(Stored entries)
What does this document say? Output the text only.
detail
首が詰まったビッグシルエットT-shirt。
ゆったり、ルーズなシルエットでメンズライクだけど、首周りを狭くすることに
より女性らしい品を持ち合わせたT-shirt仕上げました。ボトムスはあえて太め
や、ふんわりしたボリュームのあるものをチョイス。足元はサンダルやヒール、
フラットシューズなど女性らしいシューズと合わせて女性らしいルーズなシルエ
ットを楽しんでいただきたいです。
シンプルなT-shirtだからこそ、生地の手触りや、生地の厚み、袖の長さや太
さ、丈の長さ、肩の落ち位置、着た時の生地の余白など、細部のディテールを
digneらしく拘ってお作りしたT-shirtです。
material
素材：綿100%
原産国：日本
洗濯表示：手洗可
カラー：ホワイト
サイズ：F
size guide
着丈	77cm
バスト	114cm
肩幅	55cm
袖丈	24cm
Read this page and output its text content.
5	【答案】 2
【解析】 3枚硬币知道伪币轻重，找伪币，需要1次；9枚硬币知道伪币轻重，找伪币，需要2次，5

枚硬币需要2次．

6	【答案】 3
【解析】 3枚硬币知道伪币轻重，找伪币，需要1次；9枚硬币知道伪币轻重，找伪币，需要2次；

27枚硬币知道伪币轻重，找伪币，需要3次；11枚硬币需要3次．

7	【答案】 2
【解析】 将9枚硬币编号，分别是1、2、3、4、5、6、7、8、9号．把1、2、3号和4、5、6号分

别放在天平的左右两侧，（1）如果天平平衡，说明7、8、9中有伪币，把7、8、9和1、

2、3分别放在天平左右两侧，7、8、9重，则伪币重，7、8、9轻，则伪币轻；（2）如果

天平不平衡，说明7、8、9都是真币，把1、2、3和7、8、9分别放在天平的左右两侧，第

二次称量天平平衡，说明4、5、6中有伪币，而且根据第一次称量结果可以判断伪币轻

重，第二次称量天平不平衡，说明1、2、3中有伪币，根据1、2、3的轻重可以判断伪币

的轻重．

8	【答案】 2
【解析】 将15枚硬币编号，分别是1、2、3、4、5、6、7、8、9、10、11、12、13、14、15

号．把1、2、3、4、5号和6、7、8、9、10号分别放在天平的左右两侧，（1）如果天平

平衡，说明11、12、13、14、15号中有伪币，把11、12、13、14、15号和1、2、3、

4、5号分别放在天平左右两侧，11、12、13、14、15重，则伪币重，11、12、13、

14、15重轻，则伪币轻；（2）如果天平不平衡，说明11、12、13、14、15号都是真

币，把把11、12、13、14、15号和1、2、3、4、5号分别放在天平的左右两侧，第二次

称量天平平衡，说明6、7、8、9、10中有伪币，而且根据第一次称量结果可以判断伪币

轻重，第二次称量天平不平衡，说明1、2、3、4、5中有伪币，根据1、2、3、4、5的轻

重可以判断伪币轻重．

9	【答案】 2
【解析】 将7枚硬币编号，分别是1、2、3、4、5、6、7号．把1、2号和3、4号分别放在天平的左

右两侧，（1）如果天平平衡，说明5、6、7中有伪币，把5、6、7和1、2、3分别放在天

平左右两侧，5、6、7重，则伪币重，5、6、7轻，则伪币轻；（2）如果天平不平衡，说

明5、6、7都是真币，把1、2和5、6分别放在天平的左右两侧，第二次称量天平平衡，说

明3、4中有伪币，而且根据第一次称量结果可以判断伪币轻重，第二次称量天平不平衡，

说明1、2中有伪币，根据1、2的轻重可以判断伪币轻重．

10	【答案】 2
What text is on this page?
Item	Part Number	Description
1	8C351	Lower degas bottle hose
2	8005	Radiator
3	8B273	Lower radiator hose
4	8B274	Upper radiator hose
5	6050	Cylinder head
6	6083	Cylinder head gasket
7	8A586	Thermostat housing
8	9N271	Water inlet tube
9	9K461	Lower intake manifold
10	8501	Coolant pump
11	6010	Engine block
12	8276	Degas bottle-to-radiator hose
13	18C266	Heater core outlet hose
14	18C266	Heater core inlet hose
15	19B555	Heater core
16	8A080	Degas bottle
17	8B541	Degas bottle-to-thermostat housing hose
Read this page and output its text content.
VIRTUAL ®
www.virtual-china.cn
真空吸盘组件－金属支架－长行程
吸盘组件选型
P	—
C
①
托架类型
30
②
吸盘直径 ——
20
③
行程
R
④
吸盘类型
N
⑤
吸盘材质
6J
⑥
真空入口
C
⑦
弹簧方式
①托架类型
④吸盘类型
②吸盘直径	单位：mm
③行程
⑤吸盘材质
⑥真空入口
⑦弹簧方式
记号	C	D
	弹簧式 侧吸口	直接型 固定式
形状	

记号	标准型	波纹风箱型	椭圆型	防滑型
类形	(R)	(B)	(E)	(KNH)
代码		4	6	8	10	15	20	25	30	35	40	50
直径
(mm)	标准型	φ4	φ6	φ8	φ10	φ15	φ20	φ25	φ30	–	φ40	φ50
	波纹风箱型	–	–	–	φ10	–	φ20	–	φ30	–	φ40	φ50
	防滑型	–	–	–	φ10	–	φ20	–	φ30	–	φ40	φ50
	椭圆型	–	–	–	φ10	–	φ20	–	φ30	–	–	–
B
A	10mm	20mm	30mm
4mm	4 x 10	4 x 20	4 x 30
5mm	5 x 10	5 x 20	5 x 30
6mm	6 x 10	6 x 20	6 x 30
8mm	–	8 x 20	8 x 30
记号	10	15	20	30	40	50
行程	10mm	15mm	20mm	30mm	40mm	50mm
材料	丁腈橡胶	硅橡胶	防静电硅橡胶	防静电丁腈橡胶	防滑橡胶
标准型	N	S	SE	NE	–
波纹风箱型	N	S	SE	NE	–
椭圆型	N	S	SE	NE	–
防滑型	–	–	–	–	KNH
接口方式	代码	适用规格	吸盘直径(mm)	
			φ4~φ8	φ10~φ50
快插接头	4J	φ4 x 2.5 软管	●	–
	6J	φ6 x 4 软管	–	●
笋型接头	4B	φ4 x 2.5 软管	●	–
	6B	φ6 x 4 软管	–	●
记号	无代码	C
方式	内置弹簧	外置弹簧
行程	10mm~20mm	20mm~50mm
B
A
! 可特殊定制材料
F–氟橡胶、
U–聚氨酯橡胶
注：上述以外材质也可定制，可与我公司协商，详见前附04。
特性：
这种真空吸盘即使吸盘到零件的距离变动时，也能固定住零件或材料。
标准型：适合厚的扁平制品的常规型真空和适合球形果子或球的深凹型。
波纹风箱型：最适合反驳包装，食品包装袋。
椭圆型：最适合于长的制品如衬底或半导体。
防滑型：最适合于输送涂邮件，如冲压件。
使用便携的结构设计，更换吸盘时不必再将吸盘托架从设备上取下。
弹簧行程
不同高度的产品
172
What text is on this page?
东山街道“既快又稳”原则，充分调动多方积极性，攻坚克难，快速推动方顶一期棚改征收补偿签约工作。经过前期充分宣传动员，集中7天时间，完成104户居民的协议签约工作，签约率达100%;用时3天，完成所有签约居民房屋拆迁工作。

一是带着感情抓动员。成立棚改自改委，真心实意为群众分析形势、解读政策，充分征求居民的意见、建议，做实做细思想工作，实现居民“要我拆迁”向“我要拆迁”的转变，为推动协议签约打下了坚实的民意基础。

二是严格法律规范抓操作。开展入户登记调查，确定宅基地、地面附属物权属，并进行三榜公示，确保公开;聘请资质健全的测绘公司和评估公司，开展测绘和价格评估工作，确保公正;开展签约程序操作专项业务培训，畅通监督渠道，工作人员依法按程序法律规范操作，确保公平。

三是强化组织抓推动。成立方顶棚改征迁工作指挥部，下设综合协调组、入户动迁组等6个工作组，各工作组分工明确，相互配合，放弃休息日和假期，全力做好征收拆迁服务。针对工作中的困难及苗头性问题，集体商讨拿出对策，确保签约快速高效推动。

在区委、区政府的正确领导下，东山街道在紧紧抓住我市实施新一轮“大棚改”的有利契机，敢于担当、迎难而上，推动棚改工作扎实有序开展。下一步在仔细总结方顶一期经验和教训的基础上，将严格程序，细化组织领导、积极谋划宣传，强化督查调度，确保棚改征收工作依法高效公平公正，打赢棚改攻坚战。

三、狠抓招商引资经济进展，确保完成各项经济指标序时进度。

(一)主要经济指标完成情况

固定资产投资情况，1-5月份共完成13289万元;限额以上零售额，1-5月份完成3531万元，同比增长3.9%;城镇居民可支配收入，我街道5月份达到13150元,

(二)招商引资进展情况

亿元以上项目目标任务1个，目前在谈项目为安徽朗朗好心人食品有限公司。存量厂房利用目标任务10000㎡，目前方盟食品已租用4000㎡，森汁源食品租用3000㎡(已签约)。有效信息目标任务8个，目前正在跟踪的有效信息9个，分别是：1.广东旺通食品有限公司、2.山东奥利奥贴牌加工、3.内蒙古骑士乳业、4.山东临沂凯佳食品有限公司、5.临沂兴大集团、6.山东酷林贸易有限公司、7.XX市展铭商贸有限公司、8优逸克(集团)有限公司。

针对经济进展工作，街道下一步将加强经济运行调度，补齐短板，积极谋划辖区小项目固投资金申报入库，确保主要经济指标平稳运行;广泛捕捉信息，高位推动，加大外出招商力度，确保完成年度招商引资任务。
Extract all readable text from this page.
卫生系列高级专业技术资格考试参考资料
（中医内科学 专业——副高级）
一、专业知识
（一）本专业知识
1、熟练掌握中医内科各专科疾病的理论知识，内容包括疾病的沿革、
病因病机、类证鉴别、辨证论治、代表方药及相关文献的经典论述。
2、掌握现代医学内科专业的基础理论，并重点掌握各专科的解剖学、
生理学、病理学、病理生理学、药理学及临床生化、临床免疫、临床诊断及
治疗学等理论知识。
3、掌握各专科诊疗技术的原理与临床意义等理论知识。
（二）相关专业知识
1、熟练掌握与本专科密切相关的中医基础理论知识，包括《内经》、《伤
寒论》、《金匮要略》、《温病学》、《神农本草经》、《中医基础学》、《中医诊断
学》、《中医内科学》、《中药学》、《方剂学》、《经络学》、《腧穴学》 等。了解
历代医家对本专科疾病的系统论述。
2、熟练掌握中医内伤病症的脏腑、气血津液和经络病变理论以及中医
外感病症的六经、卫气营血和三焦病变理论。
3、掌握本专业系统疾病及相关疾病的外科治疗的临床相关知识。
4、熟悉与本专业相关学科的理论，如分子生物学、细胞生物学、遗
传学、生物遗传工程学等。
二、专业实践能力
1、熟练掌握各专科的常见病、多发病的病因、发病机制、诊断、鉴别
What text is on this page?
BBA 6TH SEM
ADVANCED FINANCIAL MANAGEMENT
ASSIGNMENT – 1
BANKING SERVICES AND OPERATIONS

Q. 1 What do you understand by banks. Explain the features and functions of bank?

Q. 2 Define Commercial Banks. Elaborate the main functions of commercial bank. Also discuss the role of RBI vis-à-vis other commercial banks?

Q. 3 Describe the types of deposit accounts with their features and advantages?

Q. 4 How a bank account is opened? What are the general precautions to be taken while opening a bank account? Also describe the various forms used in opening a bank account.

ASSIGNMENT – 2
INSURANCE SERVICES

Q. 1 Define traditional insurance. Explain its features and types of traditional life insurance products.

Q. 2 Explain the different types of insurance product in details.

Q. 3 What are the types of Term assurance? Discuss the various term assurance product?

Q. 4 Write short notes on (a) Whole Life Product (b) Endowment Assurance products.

* _TASK_
Give again only the lines of the material above that run from the one with "Extract all readable text from this page." through the end, both included, exactly as they appear.

* _EXERCISE OUTPUT_
Extract all readable text from this page.
卫生系列高级专业技术资格考试参考资料
（中医内科学 专业——副高级）
一、专业知识
（一）本专业知识
1、熟练掌握中医内科各专科疾病的理论知识，内容包括疾病的沿革、
病因病机、类证鉴别、辨证论治、代表方药及相关文献的经典论述。
2、掌握现代医学内科专业的基础理论，并重点掌握各专科的解剖学、
生理学、病理学、病理生理学、药理学及临床生化、临床免疫、临床诊断及
治疗学等理论知识。
3、掌握各专科诊疗技术的原理与临床意义等理论知识。
（二）相关专业知识
1、熟练掌握与本专科密切相关的中医基础理论知识，包括《内经》、《伤
寒论》、《金匮要略》、《温病学》、《神农本草经》、《中医基础学》、《中医诊断
学》、《中医内科学》、《中药学》、《方剂学》、《经络学》、《腧穴学》 等。了解
历代医家对本专科疾病的系统论述。
2、熟练掌握中医内伤病症的脏腑、气血津液和经络病变理论以及中医
外感病症的六经、卫气营血和三焦病变理论。
3、掌握本专业系统疾病及相关疾病的外科治疗的临床相关知识。
4、熟悉与本专业相关学科的理论，如分子生物学、细胞生物学、遗
传学、生物遗传工程学等。
二、专业实践能力
1、熟练掌握各专科的常见病、多发病的病因、发病机制、诊断、鉴别
What text is on this page?
BBA 6TH SEM
ADVANCED FINANCIAL MANAGEMENT
ASSIGNMENT – 1
BANKING SERVICES AND OPERATIONS

Q. 1 What do you understand by banks. Explain the features and functions of bank?

Q. 2 Define Commercial Banks. Elaborate the main functions of commercial bank. Also discuss the role of RBI vis-à-vis other commercial banks?

Q. 3 Describe the types of deposit accounts with their features and advantages?

Q. 4 How a bank account is opened? What are the general precautions to be taken while opening a bank account? Also describe the various forms used in opening a bank account.

ASSIGNMENT – 2
INSURANCE SERVICES

Q. 1 Define traditional insurance. Explain its features and types of traditional life insurance products.

Q. 2 Explain the different types of insurance product in details.

Q. 3 What are the types of Term assurance? Discuss the various term assurance product?

Q. 4 Write short notes on (a) Whole Life Product (b) Endowment Assurance products.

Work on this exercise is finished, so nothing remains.